:: Extracted information ::
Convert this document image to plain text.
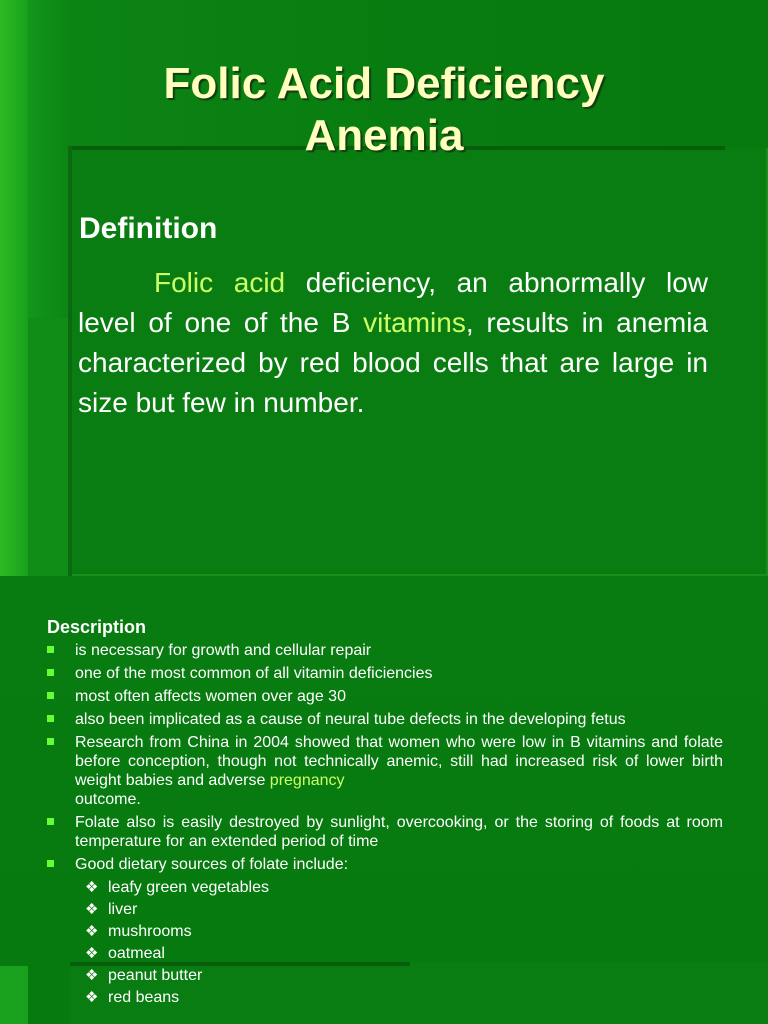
Folic Acid Deficiency
Anemia
Definition

Folic acid deficiency, an abnormally low level of one of the B vitamins, results in anemia characterized by red blood cells that are large in size but few in number.

Description
is necessary for growth and cellular repair
one of the most common of all vitamin deficiencies
most often affects women over age 30
also been implicated as a cause of neural tube defects in the developing fetus
Research from China in 2004 showed that women who were low in B vitamins and folate before conception, though not technically anemic, still had increased risk of lower birth weight babies and adverse pregnancy
outcome.
Folate also is easily destroyed by sunlight, overcooking, or the storing of foods at room temperature for an extended period of time
Good dietary sources of folate include:
❖ leafy green vegetables
❖ liver
❖ mushrooms
❖ oatmeal
❖ peanut butter
❖ red beans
:::
### [Your instructions]
Apart from the pictures, restate all of the listing above exactly.

### [Response]
Convert this document image to plain text.
Folic Acid Deficiency
Anemia
Definition

Folic acid deficiency, an abnormally low level of one of the B vitamins, results in anemia characterized by red blood cells that are large in size but few in number.

Description
is necessary for growth and cellular repair
one of the most common of all vitamin deficiencies
most often affects women over age 30
also been implicated as a cause of neural tube defects in the developing fetus
Research from China in 2004 showed that women who were low in B vitamins and folate before conception, though not technically anemic, still had increased risk of lower birth weight babies and adverse pregnancy
outcome.
Folate also is easily destroyed by sunlight, overcooking, or the storing of foods at room temperature for an extended period of time
Good dietary sources of folate include:
❖ leafy green vegetables
❖ liver
❖ mushrooms
❖ oatmeal
❖ peanut butter
❖ red beans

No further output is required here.